Convert the lines from the start of the records through the line containing "screenshot-nav-item: DISCOVER bbox=[422, 292, 438, 296]" into a JSON list of strings, one string per line, leaving out blank lines.
— Start SUPPLIED ENTRIES —
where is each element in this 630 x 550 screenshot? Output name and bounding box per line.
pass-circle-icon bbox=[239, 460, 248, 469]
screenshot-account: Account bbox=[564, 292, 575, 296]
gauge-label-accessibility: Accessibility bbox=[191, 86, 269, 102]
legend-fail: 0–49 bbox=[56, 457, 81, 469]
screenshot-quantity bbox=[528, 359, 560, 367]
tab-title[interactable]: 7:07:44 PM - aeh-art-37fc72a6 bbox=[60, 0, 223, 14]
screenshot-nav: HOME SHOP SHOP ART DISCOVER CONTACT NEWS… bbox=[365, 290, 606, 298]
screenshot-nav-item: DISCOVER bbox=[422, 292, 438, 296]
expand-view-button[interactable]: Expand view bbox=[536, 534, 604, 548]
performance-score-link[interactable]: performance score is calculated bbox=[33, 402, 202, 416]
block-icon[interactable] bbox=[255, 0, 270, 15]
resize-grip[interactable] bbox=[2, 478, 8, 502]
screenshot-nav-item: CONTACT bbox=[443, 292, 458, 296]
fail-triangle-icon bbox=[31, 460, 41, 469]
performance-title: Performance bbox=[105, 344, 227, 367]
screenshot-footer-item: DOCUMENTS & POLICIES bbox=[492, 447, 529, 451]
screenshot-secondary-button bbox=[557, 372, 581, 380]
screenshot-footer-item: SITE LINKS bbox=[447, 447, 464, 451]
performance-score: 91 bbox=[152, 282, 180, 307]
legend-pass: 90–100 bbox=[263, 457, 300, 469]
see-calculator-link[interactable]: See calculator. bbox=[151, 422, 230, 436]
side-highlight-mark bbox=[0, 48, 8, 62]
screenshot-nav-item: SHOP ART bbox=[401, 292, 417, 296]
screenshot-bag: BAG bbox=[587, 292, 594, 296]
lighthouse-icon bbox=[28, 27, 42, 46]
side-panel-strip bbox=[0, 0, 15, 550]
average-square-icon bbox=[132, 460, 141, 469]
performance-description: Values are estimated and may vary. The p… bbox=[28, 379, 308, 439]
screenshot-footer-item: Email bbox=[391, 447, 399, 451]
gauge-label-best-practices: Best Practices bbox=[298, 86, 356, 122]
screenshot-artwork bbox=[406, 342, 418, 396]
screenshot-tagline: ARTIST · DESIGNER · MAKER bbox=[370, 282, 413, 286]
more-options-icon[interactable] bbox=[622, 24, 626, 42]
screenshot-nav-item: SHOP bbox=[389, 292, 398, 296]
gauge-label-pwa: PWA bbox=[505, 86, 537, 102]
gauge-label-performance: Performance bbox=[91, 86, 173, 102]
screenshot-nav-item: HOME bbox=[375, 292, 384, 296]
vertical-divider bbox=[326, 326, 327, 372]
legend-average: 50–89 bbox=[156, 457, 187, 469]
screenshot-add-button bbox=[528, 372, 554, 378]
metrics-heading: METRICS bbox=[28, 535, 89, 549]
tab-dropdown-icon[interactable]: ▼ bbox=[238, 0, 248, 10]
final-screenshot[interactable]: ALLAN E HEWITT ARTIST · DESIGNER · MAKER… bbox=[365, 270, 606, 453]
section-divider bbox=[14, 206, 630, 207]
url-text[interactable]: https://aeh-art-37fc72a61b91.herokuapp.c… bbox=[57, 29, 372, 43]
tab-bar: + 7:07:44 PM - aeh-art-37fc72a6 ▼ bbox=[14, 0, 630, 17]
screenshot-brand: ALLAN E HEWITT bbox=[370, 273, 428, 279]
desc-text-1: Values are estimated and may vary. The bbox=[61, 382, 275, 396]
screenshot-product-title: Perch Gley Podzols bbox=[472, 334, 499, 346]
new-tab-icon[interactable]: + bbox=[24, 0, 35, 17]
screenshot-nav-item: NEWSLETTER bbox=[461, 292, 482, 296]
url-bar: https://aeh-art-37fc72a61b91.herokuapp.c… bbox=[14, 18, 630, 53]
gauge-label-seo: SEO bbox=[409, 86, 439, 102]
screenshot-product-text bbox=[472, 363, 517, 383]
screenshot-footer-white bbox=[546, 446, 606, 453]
— End SUPPLIED ENTRIES —
#### SOLUTION:
[
  "where is each element in this 630 x 550 screenshot? Output name and bounding box per line.",
  "pass-circle-icon bbox=[239, 460, 248, 469]",
  "screenshot-account: Account bbox=[564, 292, 575, 296]",
  "gauge-label-accessibility: Accessibility bbox=[191, 86, 269, 102]",
  "legend-fail: 0–49 bbox=[56, 457, 81, 469]",
  "screenshot-quantity bbox=[528, 359, 560, 367]",
  "tab-title[interactable]: 7:07:44 PM - aeh-art-37fc72a6 bbox=[60, 0, 223, 14]",
  "screenshot-nav: HOME SHOP SHOP ART DISCOVER CONTACT NEWS… bbox=[365, 290, 606, 298]",
  "screenshot-nav-item: DISCOVER bbox=[422, 292, 438, 296]"
]